» **The request**:
Omit the pictures and return every entry exactly as written.

(Excerpts from a figure dataset)
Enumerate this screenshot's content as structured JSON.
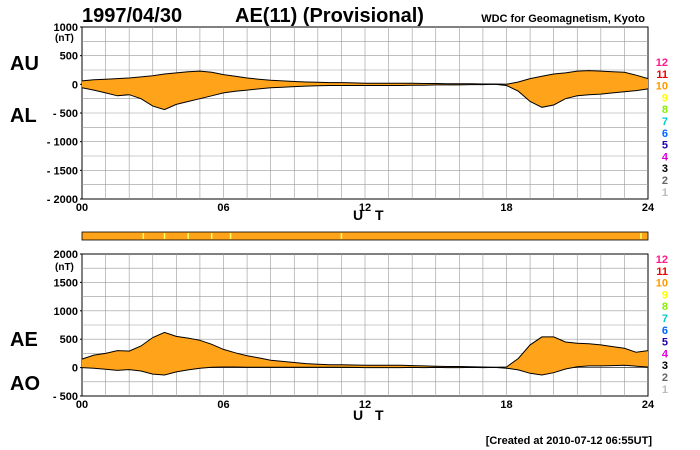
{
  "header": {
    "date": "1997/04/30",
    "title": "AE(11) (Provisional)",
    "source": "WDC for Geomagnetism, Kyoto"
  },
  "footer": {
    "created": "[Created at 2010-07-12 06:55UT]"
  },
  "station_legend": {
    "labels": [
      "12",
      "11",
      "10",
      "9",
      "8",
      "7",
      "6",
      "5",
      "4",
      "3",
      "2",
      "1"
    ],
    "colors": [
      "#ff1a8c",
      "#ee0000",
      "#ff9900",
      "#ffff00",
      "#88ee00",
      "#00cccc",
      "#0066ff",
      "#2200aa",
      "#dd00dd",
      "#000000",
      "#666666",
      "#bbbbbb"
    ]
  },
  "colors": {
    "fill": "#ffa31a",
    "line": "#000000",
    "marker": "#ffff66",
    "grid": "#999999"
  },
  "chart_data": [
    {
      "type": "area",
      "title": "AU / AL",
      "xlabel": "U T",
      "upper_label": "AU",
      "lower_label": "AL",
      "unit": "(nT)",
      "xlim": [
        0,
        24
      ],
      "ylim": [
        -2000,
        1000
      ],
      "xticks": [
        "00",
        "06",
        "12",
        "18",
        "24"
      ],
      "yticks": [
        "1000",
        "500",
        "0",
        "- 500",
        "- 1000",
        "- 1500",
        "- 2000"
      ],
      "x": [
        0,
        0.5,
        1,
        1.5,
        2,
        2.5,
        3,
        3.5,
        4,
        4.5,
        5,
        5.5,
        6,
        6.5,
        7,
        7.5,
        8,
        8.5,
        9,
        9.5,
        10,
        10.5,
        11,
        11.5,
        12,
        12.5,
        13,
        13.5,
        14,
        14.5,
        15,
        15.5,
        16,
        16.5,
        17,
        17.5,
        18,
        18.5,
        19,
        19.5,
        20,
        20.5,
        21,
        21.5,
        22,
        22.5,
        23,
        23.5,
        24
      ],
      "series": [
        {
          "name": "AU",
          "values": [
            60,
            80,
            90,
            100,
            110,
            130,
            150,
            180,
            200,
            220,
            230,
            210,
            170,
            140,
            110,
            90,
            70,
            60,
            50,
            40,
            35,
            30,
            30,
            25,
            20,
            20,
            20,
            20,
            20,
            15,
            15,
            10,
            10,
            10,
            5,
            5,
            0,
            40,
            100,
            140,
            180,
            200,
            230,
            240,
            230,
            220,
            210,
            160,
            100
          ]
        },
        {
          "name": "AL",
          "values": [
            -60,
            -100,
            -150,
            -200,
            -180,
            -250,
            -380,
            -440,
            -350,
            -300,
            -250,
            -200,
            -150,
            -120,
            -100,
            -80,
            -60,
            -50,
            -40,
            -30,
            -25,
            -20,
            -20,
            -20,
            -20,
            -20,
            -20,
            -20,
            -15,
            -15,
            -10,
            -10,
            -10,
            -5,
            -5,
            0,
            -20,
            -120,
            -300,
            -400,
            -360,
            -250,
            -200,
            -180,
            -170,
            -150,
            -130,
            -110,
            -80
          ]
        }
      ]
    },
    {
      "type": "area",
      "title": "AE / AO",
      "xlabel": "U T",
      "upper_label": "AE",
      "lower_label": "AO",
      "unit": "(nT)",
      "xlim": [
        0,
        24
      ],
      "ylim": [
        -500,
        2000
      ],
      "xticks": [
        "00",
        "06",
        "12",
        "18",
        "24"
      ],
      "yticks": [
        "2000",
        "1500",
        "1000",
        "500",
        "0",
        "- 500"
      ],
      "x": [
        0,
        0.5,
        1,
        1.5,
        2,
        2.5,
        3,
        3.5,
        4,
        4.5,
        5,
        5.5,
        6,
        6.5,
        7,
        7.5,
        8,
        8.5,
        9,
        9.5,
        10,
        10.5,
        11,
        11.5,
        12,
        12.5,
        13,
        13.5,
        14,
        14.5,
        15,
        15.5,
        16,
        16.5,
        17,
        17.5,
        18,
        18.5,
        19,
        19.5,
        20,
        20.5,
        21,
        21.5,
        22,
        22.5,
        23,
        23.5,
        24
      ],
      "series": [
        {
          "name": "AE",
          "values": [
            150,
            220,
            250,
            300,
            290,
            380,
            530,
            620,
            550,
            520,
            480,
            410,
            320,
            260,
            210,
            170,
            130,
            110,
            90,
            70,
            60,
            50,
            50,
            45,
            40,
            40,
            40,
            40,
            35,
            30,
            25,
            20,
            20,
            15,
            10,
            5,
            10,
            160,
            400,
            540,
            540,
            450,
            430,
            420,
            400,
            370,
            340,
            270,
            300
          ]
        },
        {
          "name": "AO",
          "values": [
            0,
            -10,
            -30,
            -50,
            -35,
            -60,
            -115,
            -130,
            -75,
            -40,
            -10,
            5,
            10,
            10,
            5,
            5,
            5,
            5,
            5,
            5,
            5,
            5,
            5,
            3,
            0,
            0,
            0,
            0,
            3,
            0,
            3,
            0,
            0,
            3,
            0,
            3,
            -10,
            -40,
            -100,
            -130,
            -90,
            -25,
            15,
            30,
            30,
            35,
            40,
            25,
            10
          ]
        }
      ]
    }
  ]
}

» **Answer to this exercise**:
Enumerate this screenshot's content as structured JSON.
{
  "header": {
    "date": "1997/04/30",
    "title": "AE(11) (Provisional)",
    "source": "WDC for Geomagnetism, Kyoto"
  },
  "footer": {
    "created": "[Created at 2010-07-12 06:55UT]"
  },
  "station_legend": {
    "labels": [
      "12",
      "11",
      "10",
      "9",
      "8",
      "7",
      "6",
      "5",
      "4",
      "3",
      "2",
      "1"
    ],
    "colors": [
      "#ff1a8c",
      "#ee0000",
      "#ff9900",
      "#ffff00",
      "#88ee00",
      "#00cccc",
      "#0066ff",
      "#2200aa",
      "#dd00dd",
      "#000000",
      "#666666",
      "#bbbbbb"
    ]
  },
  "colors": {
    "fill": "#ffa31a",
    "line": "#000000",
    "marker": "#ffff66",
    "grid": "#999999"
  },
  "chart_data": [
    {
      "type": "area",
      "title": "AU / AL",
      "xlabel": "U T",
      "upper_label": "AU",
      "lower_label": "AL",
      "unit": "(nT)",
      "xlim": [
        0,
        24
      ],
      "ylim": [
        -2000,
        1000
      ],
      "xticks": [
        "00",
        "06",
        "12",
        "18",
        "24"
      ],
      "yticks": [
        "1000",
        "500",
        "0",
        "- 500",
        "- 1000",
        "- 1500",
        "- 2000"
      ],
      "x": [
        0,
        0.5,
        1,
        1.5,
        2,
        2.5,
        3,
        3.5,
        4,
        4.5,
        5,
        5.5,
        6,
        6.5,
        7,
        7.5,
        8,
        8.5,
        9,
        9.5,
        10,
        10.5,
        11,
        11.5,
        12,
        12.5,
        13,
        13.5,
        14,
        14.5,
        15,
        15.5,
        16,
        16.5,
        17,
        17.5,
        18,
        18.5,
        19,
        19.5,
        20,
        20.5,
        21,
        21.5,
        22,
        22.5,
        23,
        23.5,
        24
      ],
      "series": [
        {
          "name": "AU",
          "values": [
            60,
            80,
            90,
            100,
            110,
            130,
            150,
            180,
            200,
            220,
            230,
            210,
            170,
            140,
            110,
            90,
            70,
            60,
            50,
            40,
            35,
            30,
            30,
            25,
            20,
            20,
            20,
            20,
            20,
            15,
            15,
            10,
            10,
            10,
            5,
            5,
            0,
            40,
            100,
            140,
            180,
            200,
            230,
            240,
            230,
            220,
            210,
            160,
            100
          ]
        },
        {
          "name": "AL",
          "values": [
            -60,
            -100,
            -150,
            -200,
            -180,
            -250,
            -380,
            -440,
            -350,
            -300,
            -250,
            -200,
            -150,
            -120,
            -100,
            -80,
            -60,
            -50,
            -40,
            -30,
            -25,
            -20,
            -20,
            -20,
            -20,
            -20,
            -20,
            -20,
            -15,
            -15,
            -10,
            -10,
            -10,
            -5,
            -5,
            0,
            -20,
            -120,
            -300,
            -400,
            -360,
            -250,
            -200,
            -180,
            -170,
            -150,
            -130,
            -110,
            -80
          ]
        }
      ]
    },
    {
      "type": "area",
      "title": "AE / AO",
      "xlabel": "U T",
      "upper_label": "AE",
      "lower_label": "AO",
      "unit": "(nT)",
      "xlim": [
        0,
        24
      ],
      "ylim": [
        -500,
        2000
      ],
      "xticks": [
        "00",
        "06",
        "12",
        "18",
        "24"
      ],
      "yticks": [
        "2000",
        "1500",
        "1000",
        "500",
        "0",
        "- 500"
      ],
      "x": [
        0,
        0.5,
        1,
        1.5,
        2,
        2.5,
        3,
        3.5,
        4,
        4.5,
        5,
        5.5,
        6,
        6.5,
        7,
        7.5,
        8,
        8.5,
        9,
        9.5,
        10,
        10.5,
        11,
        11.5,
        12,
        12.5,
        13,
        13.5,
        14,
        14.5,
        15,
        15.5,
        16,
        16.5,
        17,
        17.5,
        18,
        18.5,
        19,
        19.5,
        20,
        20.5,
        21,
        21.5,
        22,
        22.5,
        23,
        23.5,
        24
      ],
      "series": [
        {
          "name": "AE",
          "values": [
            150,
            220,
            250,
            300,
            290,
            380,
            530,
            620,
            550,
            520,
            480,
            410,
            320,
            260,
            210,
            170,
            130,
            110,
            90,
            70,
            60,
            50,
            50,
            45,
            40,
            40,
            40,
            40,
            35,
            30,
            25,
            20,
            20,
            15,
            10,
            5,
            10,
            160,
            400,
            540,
            540,
            450,
            430,
            420,
            400,
            370,
            340,
            270,
            300
          ]
        },
        {
          "name": "AO",
          "values": [
            0,
            -10,
            -30,
            -50,
            -35,
            -60,
            -115,
            -130,
            -75,
            -40,
            -10,
            5,
            10,
            10,
            5,
            5,
            5,
            5,
            5,
            5,
            5,
            5,
            5,
            3,
            0,
            0,
            0,
            0,
            3,
            0,
            3,
            0,
            0,
            3,
            0,
            3,
            -10,
            -40,
            -100,
            -130,
            -90,
            -25,
            15,
            30,
            30,
            35,
            40,
            25,
            10
          ]
        }
      ]
    }
  ]
}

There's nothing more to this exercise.